About this task –
Copy the data below. Keep every line exactly as it is.

+++ Data to examine

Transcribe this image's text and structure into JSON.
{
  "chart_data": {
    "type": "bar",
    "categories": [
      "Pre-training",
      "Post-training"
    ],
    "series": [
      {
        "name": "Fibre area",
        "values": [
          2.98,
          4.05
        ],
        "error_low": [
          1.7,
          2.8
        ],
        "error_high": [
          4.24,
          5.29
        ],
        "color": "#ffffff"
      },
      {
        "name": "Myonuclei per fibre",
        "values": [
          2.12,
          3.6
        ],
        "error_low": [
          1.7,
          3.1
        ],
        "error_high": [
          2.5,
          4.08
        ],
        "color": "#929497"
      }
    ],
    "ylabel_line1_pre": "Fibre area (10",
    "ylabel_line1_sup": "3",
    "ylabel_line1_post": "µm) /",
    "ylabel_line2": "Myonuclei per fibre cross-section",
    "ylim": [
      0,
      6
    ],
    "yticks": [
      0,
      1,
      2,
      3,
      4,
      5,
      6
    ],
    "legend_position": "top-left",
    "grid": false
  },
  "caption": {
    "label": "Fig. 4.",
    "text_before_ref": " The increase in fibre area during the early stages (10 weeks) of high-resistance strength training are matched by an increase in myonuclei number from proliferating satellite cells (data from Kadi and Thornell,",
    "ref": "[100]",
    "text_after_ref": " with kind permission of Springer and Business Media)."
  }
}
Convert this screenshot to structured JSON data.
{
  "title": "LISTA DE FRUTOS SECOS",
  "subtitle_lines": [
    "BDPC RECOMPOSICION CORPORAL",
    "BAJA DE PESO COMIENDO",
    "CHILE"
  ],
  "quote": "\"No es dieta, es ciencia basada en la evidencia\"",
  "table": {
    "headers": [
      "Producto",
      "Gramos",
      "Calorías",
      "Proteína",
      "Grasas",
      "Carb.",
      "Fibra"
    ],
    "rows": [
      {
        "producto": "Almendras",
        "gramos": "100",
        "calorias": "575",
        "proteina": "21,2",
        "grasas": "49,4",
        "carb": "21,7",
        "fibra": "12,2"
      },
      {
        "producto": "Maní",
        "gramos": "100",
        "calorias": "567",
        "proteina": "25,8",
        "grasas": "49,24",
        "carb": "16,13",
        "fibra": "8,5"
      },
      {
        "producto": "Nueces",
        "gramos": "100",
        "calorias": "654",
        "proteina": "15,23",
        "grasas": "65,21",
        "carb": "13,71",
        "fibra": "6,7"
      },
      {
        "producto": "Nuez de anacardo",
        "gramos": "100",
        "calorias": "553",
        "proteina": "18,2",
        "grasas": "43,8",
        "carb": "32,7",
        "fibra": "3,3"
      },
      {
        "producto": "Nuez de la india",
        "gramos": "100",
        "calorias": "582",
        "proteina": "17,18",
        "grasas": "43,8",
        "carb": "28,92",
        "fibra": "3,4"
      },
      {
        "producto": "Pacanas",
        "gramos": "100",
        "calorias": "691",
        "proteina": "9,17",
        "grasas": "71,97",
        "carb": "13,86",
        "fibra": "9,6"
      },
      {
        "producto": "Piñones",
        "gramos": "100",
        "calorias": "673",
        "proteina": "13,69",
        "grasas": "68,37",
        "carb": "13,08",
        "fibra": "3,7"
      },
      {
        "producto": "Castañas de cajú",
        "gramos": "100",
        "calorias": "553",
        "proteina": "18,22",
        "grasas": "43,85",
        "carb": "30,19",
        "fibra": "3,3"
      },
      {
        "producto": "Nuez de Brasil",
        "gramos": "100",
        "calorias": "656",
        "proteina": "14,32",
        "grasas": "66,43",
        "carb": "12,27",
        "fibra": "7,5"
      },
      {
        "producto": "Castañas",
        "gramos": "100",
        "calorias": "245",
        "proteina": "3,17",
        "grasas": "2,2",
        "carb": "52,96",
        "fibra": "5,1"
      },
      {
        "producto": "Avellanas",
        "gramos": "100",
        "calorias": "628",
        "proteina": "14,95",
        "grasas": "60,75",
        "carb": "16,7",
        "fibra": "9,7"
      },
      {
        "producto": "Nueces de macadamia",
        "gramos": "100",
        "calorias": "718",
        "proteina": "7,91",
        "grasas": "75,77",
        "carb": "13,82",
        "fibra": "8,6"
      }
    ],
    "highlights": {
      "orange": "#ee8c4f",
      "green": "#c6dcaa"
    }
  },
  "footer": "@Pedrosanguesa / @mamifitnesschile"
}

++++++

The completed task –
Transcribe this image's text and structure into JSON.
{
  "chart_data": {
    "type": "bar",
    "categories": [
      "Pre-training",
      "Post-training"
    ],
    "series": [
      {
        "name": "Fibre area",
        "values": [
          2.98,
          4.05
        ],
        "error_low": [
          1.7,
          2.8
        ],
        "error_high": [
          4.24,
          5.29
        ],
        "color": "#ffffff"
      },
      {
        "name": "Myonuclei per fibre",
        "values": [
          2.12,
          3.6
        ],
        "error_low": [
          1.7,
          3.1
        ],
        "error_high": [
          2.5,
          4.08
        ],
        "color": "#929497"
      }
    ],
    "ylabel_line1_pre": "Fibre area (10",
    "ylabel_line1_sup": "3",
    "ylabel_line1_post": "µm) /",
    "ylabel_line2": "Myonuclei per fibre cross-section",
    "ylim": [
      0,
      6
    ],
    "yticks": [
      0,
      1,
      2,
      3,
      4,
      5,
      6
    ],
    "legend_position": "top-left",
    "grid": false
  },
  "caption": {
    "label": "Fig. 4.",
    "text_before_ref": " The increase in fibre area during the early stages (10 weeks) of high-resistance strength training are matched by an increase in myonuclei number from proliferating satellite cells (data from Kadi and Thornell,",
    "ref": "[100]",
    "text_after_ref": " with kind permission of Springer and Business Media)."
  }
}
Convert this screenshot to structured JSON data.
{
  "title": "LISTA DE FRUTOS SECOS",
  "subtitle_lines": [
    "BDPC RECOMPOSICION CORPORAL",
    "BAJA DE PESO COMIENDO",
    "CHILE"
  ],
  "quote": "\"No es dieta, es ciencia basada en la evidencia\"",
  "table": {
    "headers": [
      "Producto",
      "Gramos",
      "Calorías",
      "Proteína",
      "Grasas",
      "Carb.",
      "Fibra"
    ],
    "rows": [
      {
        "producto": "Almendras",
        "gramos": "100",
        "calorias": "575",
        "proteina": "21,2",
        "grasas": "49,4",
        "carb": "21,7",
        "fibra": "12,2"
      },
      {
        "producto": "Maní",
        "gramos": "100",
        "calorias": "567",
        "proteina": "25,8",
        "grasas": "49,24",
        "carb": "16,13",
        "fibra": "8,5"
      },
      {
        "producto": "Nueces",
        "gramos": "100",
        "calorias": "654",
        "proteina": "15,23",
        "grasas": "65,21",
        "carb": "13,71",
        "fibra": "6,7"
      },
      {
        "producto": "Nuez de anacardo",
        "gramos": "100",
        "calorias": "553",
        "proteina": "18,2",
        "grasas": "43,8",
        "carb": "32,7",
        "fibra": "3,3"
      },
      {
        "producto": "Nuez de la india",
        "gramos": "100",
        "calorias": "582",
        "proteina": "17,18",
        "grasas": "43,8",
        "carb": "28,92",
        "fibra": "3,4"
      },
      {
        "producto": "Pacanas",
        "gramos": "100",
        "calorias": "691",
        "proteina": "9,17",
        "grasas": "71,97",
        "carb": "13,86",
        "fibra": "9,6"
      },
      {
        "producto": "Piñones",
        "gramos": "100",
        "calorias": "673",
        "proteina": "13,69",
        "grasas": "68,37",
        "carb": "13,08",
        "fibra": "3,7"
      },
      {
        "producto": "Castañas de cajú",
        "gramos": "100",
        "calorias": "553",
        "proteina": "18,22",
        "grasas": "43,85",
        "carb": "30,19",
        "fibra": "3,3"
      },
      {
        "producto": "Nuez de Brasil",
        "gramos": "100",
        "calorias": "656",
        "proteina": "14,32",
        "grasas": "66,43",
        "carb": "12,27",
        "fibra": "7,5"
      },
      {
        "producto": "Castañas",
        "gramos": "100",
        "calorias": "245",
        "proteina": "3,17",
        "grasas": "2,2",
        "carb": "52,96",
        "fibra": "5,1"
      },
      {
        "producto": "Avellanas",
        "gramos": "100",
        "calorias": "628",
        "proteina": "14,95",
        "grasas": "60,75",
        "carb": "16,7",
        "fibra": "9,7"
      },
      {
        "producto": "Nueces de macadamia",
        "gramos": "100",
        "calorias": "718",
        "proteina": "7,91",
        "grasas": "75,77",
        "carb": "13,82",
        "fibra": "8,6"
      }
    ],
    "highlights": {
      "orange": "#ee8c4f",
      "green": "#c6dcaa"
    }
  },
  "footer": "@Pedrosanguesa / @mamifitnesschile"
}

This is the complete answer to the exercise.